[WHAT TO WORK ON]: From the entries that follow, extract each line holding the string "Expemo".

BEGIN TASK MATERIAL

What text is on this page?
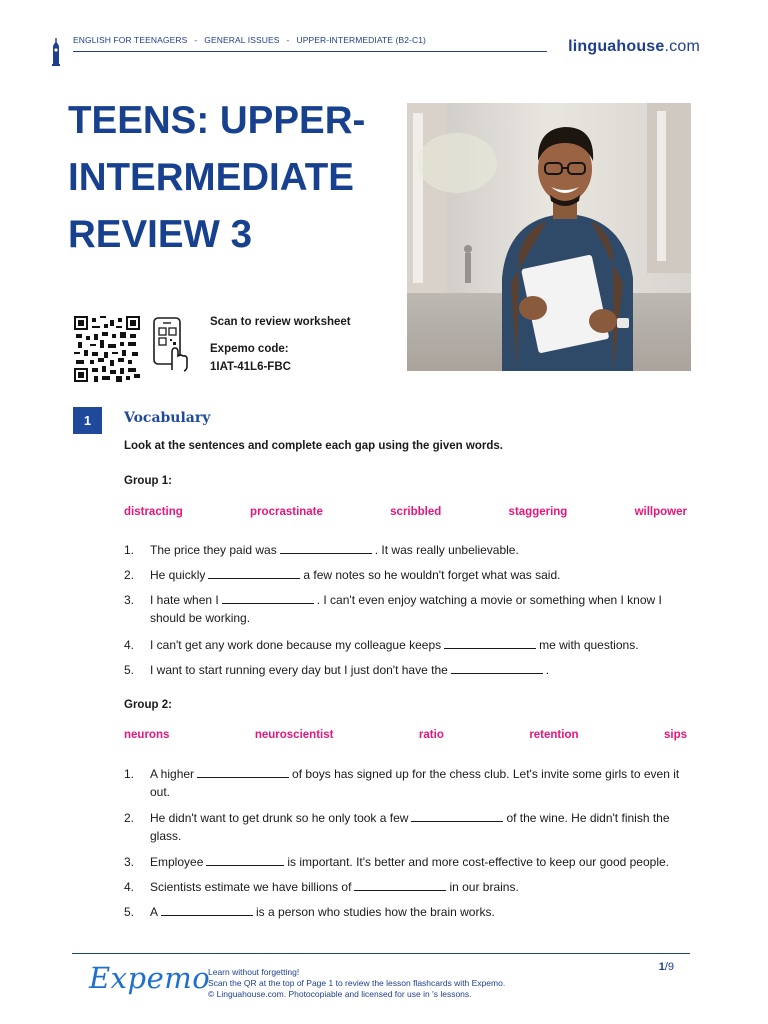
ENGLISH FOR TEENAGERS - GENERAL ISSUES - UPPER-INTERMEDIATE (B2-C1)	linguahouse.com
TEENS: UPPER-INTERMEDIATE REVIEW 3
Scan to review worksheet
Expemo code:
1IAT-41L6-FBC
1	Vocabulary
Look at the sentences and complete each gap using the given words.
Group 1:
distracting	procrastinate	scribbled	staggering	willpower
1. The price they paid was	. It was really unbelievable.
2. He quickly	a few notes so he wouldn't forget what was said.
3. I hate when I	. I can't even enjoy watching a movie or something when I know I should be working.
4. I can't get any work done because my colleague keeps	me with questions.
5. I want to start running every day but I just don't have the	.
Group 2:
neurons	neuroscientist	ratio	retention	sips
1. A higher	of boys has signed up for the chess club. Let's invite some girls to even it out.
2. He didn't want to get drunk so he only took a few	of the wine. He didn't finish the glass.
3. Employee	is important. It's better and more cost-effective to keep our good people.
4. Scientists estimate we have billions of	in our brains.
5. A	is a person who studies how the brain works.
Expemo
Learn without forgetting!
Scan the QR at the top of Page 1 to review the lesson flashcards with Expemo.
© Linguahouse.com. Photocopiable and licensed for use in 's lessons.
1/9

END TASK MATERIAL

[SOLUTION TO THIS EXERCISE]:
Expemo code:
Expemo
Scan the QR at the top of Page 1 to review the lesson flashcards with Expemo.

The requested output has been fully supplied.